■ TEXTE PROPOSÉ:
Pour bâtir ce nouveau type de société, le premier plan à faire bouger est celui des représentations non seulement de la vieillesse comme processus mais de la personne. Pour ce faire, il convient de lutter contre les stéréotypes réducteurs et les rôles sociaux assignés qui obèrent l’expression de la singularité des personnes. Il s’agit de montrer que les personnes dont le vieillissement est visible sont dans une continuité identitaire par rapport à ce qu’elles ont toujours été et qu’il leur reste des possibilités d’évolution et de transformation. Il s’agit d’affirmer les possibilités de changement, de questionnement, de remise en cause, sans pour autant produire une nouvelle pression sociale de la quête identitaire. 

Depuis plusieurs décennies, de nombreux acteurs demandent une grande campagne nationale de communication qui appellerait au changement de regard sur les personnes qui avancent en âge. Évidemment la communication ne peut pas tout, ainsi toutes les courroies possibles sont les bienvenues pour démontrer que la longévité nous concerne tous, et surtout qu’elle est la préfiguration de notre futur commun ; une société intégrant tous les âges, même les plus avancés, et une société dans laquelle le sens et l’utilité que l’on souhaite développer l’emporter sur le statut social professionnel. Que ce soit par le biais de l’éducation, de la prise de parole politique et médiatique, de la culture, il semble fondamental de véhiculer des messages qui relatent de la complexité d’un processus, de la richesse d’une population, là encore, sans pour autant faire de « l’âgisme  bienveillant » en espérant, par exemple, donner une image trop positive, mais erronée, de la vieillesse. Ce qui compte, c’est avant tout de restituer une multiplicité de parcours et d’être le plus proche possible de ce que vivent les personnes les plus âgées d’entre nous.

■ DONNÉES DE TRAVAIL:

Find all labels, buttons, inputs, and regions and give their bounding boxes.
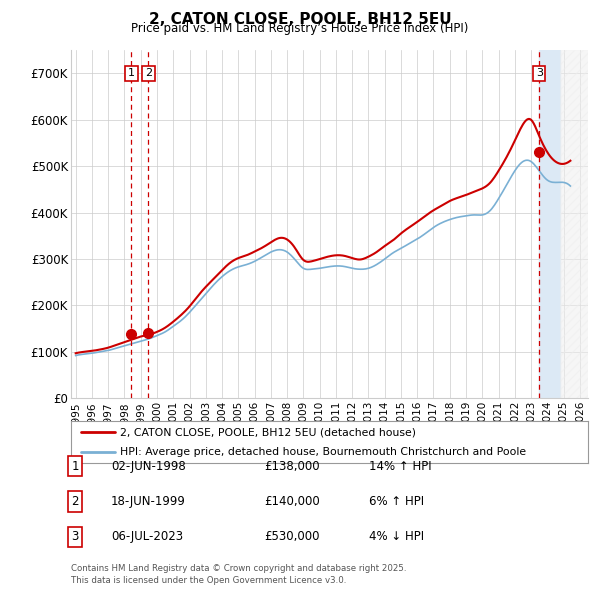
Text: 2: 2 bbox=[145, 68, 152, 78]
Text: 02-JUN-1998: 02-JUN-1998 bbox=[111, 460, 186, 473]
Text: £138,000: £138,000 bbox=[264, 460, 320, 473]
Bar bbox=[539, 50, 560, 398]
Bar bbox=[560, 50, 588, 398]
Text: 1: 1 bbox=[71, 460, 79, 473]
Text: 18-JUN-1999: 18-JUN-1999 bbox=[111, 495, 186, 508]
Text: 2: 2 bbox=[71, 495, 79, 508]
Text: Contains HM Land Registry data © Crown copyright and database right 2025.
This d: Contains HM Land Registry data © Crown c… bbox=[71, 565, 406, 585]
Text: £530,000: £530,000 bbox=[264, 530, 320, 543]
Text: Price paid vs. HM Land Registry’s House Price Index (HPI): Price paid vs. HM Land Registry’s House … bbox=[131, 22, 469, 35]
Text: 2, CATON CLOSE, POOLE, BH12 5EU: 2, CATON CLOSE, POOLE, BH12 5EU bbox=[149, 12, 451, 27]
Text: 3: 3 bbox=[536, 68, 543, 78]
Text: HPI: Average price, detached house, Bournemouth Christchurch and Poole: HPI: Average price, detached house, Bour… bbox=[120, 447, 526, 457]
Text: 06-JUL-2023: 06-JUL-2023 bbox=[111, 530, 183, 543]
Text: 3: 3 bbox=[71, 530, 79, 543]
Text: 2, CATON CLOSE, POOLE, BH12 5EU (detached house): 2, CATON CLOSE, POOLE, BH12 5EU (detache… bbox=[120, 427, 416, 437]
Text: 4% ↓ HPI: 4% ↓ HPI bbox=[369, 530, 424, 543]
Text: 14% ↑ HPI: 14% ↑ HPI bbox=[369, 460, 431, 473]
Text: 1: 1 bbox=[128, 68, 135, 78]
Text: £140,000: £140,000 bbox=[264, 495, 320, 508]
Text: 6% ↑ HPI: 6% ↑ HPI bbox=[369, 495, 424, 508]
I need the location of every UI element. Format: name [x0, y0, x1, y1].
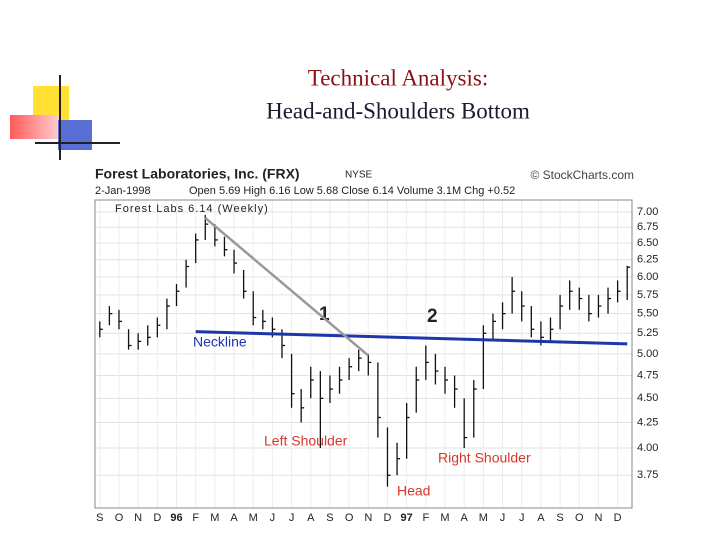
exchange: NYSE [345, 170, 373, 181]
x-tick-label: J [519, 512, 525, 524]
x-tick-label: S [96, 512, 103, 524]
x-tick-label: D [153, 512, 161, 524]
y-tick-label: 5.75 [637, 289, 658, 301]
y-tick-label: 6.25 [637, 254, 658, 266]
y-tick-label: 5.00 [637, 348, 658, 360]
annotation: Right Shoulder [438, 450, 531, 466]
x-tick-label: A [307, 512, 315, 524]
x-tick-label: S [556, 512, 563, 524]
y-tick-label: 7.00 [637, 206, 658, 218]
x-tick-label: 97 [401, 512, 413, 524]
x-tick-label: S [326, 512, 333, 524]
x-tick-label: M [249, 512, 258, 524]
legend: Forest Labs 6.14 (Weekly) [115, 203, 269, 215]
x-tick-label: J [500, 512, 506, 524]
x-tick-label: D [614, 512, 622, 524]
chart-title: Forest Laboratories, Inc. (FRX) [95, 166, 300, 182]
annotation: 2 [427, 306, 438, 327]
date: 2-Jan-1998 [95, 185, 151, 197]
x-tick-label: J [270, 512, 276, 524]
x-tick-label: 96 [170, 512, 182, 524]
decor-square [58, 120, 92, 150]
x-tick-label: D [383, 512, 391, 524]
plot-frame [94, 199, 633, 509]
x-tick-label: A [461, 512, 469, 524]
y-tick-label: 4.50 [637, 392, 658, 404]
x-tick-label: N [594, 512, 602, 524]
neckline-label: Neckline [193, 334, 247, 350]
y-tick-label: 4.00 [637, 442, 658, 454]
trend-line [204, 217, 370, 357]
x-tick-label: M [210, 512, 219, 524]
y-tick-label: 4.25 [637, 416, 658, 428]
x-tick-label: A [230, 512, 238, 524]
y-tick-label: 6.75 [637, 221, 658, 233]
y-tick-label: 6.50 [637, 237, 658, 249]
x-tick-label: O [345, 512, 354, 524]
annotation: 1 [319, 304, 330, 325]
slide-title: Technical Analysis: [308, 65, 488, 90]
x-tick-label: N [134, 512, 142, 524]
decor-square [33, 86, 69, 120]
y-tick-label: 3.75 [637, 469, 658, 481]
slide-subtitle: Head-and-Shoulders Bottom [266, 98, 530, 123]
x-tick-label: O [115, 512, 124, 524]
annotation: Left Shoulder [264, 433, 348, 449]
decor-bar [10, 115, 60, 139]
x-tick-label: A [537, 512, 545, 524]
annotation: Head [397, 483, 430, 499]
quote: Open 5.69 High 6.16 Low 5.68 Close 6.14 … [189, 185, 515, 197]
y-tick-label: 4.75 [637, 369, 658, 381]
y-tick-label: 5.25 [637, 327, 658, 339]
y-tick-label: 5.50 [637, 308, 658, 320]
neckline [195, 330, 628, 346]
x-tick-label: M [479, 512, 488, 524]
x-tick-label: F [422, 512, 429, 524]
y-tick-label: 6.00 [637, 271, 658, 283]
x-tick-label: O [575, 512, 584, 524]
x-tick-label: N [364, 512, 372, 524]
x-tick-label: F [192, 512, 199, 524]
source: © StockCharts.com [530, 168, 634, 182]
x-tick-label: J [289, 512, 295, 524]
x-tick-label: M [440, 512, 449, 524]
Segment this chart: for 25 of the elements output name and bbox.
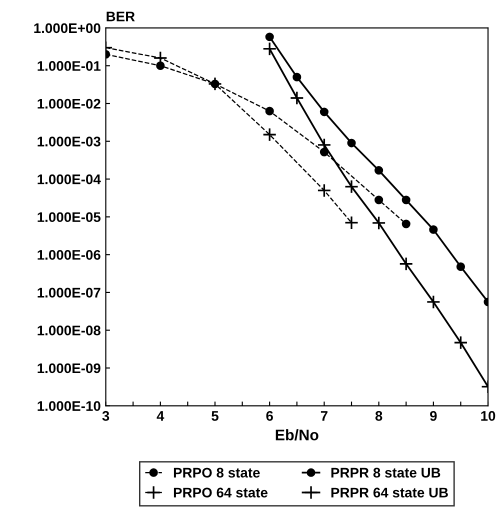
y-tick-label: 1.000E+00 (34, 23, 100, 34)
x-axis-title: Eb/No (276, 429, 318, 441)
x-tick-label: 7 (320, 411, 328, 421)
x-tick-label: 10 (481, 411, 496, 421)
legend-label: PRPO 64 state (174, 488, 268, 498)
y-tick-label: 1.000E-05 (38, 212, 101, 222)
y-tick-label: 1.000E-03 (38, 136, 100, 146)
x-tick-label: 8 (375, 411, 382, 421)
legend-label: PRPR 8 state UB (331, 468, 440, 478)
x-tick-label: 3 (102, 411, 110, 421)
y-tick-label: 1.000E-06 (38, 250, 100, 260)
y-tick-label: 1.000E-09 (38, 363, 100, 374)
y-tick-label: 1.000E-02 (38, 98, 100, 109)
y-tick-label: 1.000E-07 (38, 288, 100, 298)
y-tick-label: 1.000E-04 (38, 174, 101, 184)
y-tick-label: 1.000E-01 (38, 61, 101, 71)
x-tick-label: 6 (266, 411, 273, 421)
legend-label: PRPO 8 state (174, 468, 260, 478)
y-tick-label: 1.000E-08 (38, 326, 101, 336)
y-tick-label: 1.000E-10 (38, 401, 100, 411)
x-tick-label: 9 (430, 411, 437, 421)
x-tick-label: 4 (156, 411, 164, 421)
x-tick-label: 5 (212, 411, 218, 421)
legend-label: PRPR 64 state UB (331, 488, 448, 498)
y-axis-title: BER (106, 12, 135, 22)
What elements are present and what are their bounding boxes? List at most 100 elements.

...

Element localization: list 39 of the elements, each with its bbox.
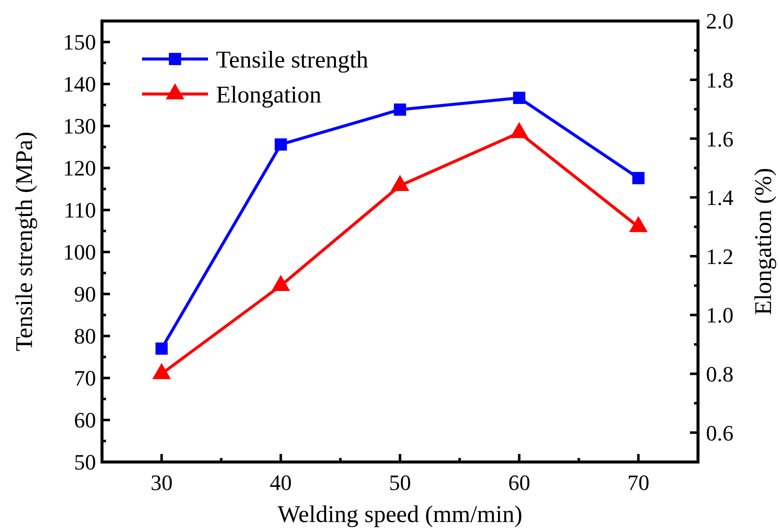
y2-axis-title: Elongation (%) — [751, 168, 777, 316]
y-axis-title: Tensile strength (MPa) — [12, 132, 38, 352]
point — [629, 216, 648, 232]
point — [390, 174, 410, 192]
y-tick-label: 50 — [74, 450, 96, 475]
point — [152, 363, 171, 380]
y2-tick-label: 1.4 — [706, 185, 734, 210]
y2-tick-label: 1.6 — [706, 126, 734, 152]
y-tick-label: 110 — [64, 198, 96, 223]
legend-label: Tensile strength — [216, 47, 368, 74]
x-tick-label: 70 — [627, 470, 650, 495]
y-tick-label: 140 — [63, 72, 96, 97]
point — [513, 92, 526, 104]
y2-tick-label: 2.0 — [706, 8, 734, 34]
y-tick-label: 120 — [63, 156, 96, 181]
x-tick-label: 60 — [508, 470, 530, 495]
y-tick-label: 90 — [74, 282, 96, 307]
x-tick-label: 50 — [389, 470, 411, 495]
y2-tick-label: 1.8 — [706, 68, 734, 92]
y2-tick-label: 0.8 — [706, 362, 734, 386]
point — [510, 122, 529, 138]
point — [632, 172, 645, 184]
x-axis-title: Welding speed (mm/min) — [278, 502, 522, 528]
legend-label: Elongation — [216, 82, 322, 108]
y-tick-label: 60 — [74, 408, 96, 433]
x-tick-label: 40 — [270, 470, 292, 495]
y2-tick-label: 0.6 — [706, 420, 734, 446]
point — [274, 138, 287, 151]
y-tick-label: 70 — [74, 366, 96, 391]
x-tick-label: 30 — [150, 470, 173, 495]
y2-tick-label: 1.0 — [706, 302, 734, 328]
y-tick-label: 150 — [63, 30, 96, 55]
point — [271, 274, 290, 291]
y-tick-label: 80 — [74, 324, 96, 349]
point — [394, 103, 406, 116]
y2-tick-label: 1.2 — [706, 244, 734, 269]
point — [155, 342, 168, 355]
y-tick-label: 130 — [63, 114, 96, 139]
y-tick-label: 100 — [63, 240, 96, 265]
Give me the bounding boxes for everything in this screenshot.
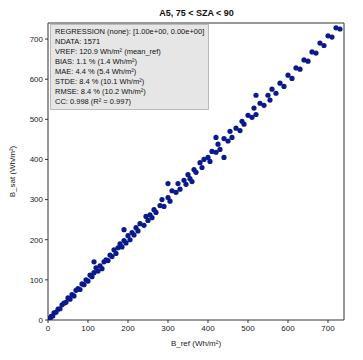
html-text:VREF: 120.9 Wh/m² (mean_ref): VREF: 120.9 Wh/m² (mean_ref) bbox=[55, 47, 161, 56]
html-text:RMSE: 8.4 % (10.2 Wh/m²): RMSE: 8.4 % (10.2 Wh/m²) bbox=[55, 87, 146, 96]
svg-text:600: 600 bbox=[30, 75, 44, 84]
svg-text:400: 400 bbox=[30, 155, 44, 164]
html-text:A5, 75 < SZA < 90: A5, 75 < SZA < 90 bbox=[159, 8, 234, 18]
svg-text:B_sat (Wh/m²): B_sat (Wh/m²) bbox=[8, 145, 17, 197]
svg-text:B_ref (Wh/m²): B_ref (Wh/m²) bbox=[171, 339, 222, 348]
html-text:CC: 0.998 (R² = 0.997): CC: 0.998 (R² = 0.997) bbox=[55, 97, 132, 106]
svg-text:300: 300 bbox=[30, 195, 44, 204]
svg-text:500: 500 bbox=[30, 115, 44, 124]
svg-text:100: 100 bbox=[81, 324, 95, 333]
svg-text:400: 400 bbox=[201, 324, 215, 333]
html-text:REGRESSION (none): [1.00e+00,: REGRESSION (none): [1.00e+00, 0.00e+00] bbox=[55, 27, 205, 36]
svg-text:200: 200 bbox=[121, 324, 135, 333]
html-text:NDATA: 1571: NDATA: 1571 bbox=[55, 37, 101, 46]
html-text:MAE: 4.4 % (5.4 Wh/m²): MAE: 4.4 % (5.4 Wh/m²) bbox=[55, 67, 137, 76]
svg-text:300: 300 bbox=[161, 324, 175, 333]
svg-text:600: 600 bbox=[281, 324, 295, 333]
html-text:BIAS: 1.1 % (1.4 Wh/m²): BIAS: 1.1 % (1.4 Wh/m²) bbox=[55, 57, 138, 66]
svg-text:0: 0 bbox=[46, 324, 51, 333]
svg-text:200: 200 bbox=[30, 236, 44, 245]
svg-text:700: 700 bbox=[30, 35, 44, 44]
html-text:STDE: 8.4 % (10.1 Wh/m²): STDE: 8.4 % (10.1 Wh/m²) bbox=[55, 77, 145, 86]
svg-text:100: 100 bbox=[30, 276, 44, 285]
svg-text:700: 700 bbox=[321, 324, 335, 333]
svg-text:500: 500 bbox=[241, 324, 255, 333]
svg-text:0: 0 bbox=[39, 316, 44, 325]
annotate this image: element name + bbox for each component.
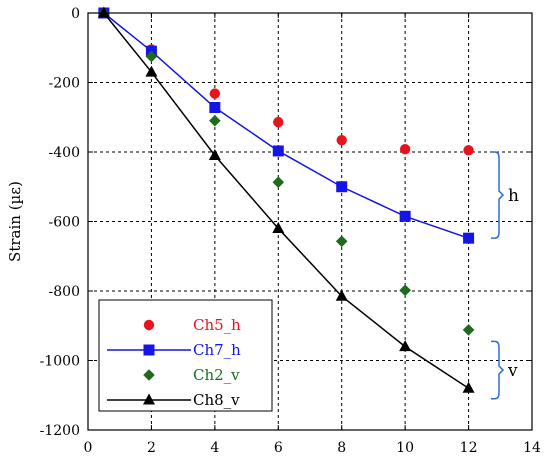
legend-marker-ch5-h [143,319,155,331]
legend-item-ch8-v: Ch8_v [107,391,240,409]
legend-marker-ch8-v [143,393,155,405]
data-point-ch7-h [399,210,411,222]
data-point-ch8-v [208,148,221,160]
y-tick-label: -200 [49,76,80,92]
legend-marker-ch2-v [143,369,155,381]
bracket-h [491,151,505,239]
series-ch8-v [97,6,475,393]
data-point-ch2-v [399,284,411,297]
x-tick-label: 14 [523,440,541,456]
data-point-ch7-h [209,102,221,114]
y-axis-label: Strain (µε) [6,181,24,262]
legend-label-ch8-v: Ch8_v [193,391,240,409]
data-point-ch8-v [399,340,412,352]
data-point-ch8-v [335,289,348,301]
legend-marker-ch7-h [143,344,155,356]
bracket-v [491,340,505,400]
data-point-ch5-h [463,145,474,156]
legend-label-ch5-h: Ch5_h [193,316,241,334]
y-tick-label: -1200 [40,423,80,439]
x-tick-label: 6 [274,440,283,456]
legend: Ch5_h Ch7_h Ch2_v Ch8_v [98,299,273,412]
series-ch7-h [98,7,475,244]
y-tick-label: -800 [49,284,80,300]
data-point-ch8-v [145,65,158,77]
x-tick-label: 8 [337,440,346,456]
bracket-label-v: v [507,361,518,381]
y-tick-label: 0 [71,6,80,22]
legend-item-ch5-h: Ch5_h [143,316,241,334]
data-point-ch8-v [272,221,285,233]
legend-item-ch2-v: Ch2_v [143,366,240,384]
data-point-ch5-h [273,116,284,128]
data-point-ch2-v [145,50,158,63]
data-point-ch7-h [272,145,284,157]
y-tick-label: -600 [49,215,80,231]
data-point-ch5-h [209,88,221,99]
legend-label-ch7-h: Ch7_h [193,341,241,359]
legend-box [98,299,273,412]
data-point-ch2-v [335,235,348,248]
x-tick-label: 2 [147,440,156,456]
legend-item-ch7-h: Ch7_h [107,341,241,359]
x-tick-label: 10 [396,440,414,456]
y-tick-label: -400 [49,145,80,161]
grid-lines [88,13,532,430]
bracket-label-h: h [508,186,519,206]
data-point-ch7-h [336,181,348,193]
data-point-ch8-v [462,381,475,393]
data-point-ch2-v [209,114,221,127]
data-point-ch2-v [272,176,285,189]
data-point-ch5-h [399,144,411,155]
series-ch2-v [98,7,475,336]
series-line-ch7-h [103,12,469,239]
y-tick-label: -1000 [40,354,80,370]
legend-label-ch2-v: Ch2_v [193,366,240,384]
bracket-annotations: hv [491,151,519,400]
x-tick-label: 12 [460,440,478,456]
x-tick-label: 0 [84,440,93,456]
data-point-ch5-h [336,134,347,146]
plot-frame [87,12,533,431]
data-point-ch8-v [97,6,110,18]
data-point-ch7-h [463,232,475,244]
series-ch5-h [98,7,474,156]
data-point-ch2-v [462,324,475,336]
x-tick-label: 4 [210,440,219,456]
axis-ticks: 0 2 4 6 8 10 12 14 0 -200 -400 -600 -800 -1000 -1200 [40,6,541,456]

---

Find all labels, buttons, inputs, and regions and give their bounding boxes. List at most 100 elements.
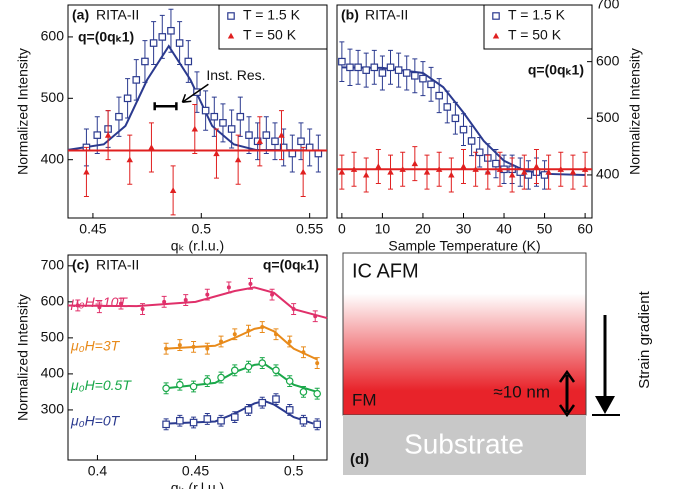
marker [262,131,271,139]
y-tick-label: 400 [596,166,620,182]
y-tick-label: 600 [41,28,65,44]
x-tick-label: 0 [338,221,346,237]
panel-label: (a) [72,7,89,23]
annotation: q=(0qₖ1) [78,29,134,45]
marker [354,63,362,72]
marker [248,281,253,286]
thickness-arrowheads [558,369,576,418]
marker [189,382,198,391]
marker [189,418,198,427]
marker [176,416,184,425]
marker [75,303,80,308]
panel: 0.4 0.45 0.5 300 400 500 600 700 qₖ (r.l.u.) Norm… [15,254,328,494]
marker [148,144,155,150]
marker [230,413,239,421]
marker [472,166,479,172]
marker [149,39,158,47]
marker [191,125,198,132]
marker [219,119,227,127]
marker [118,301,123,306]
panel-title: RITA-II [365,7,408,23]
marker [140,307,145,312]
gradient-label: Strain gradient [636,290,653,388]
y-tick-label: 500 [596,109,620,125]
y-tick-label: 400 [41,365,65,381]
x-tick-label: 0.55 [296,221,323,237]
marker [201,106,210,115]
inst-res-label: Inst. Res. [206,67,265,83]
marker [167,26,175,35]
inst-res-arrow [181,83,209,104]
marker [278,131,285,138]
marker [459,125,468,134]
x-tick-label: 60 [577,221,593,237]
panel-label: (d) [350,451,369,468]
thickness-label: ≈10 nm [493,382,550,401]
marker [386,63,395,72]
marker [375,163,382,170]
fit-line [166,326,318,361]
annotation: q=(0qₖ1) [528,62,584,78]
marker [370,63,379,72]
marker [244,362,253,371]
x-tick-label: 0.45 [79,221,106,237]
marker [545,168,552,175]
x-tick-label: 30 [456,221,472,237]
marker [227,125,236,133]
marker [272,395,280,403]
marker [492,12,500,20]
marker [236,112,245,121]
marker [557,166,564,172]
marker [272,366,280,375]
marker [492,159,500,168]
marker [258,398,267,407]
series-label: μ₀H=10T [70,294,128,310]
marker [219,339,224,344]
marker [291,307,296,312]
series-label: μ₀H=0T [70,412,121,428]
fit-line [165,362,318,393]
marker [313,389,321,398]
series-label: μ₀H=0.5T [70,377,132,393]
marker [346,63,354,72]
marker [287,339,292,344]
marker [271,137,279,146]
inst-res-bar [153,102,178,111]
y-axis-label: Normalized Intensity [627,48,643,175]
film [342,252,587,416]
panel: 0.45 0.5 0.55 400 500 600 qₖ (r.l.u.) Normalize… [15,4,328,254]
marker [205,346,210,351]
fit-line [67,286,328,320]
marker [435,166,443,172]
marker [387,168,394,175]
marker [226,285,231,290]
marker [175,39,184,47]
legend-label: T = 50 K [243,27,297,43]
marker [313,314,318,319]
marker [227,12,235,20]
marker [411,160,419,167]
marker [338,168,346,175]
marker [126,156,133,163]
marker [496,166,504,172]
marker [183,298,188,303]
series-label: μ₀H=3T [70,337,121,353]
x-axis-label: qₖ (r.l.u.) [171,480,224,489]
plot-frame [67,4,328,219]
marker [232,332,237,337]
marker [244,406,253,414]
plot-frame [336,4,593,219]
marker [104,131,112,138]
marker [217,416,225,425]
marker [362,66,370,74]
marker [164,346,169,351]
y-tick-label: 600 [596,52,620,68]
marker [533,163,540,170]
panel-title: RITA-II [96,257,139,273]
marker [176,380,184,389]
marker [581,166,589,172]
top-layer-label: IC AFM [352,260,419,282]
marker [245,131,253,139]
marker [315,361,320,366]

■ CONSIGNES:
(1) Pouvez-vous recopier le texte sur la vieillesse de « Pour bâtir ce » jusqu'à « la quête identitaire. » ?
(2) Pourriez-vous réécrire les lignes de données, de celle qui contient « html-text:VREF: 120.9 Wh/m² » jusqu'à celle qui contient « html-text:CC: 0.998 (R² », en remplaçant « html-text » par « html-label » et en laissant tout le reste intact ?

■ RÉPONSES ATTENDUES:
(1)
Pour bâtir ce nouveau type de société, le premier plan à faire bouger est celui des représentations non seulement de la vieillesse comme processus mais de la personne. Pour ce faire, il convient de lutter contre les stéréotypes réducteurs et les rôles sociaux assignés qui obèrent l’expression de la singularité des personnes. Il s’agit de montrer que les personnes dont le vieillissement est visible sont dans une continuité identitaire par rapport à ce qu’elles ont toujours été et qu’il leur reste des possibilités d’évolution et de transformation. Il s’agit d’affirmer les possibilités de changement, de questionnement, de remise en cause, sans pour autant produire une nouvelle pression sociale de la quête identitaire.

(2)
html-label:VREF: 120.9 Wh/m² (mean_ref): VREF: 120.9 Wh/m² (mean_ref) bbox=[55, 47, 161, 56]
html-label:RMSE: 8.4 % (10.2 Wh/m²): RMSE: 8.4 % (10.2 Wh/m²) bbox=[55, 87, 146, 96]
svg-text:600: 600 bbox=[30, 75, 44, 84]
svg-text:400: 400 bbox=[30, 155, 44, 164]
html-label:A5, 75 < SZA < 90: A5, 75 < SZA < 90 bbox=[159, 8, 234, 18]
svg-text:B_sat (Wh/m²): B_sat (Wh/m²) bbox=[8, 145, 17, 197]
svg-text:B_ref (Wh/m²): B_ref (Wh/m²) bbox=[171, 339, 222, 348]
html-label:CC: 0.998 (R² = 0.997): CC: 0.998 (R² = 0.997) bbox=[55, 97, 132, 106]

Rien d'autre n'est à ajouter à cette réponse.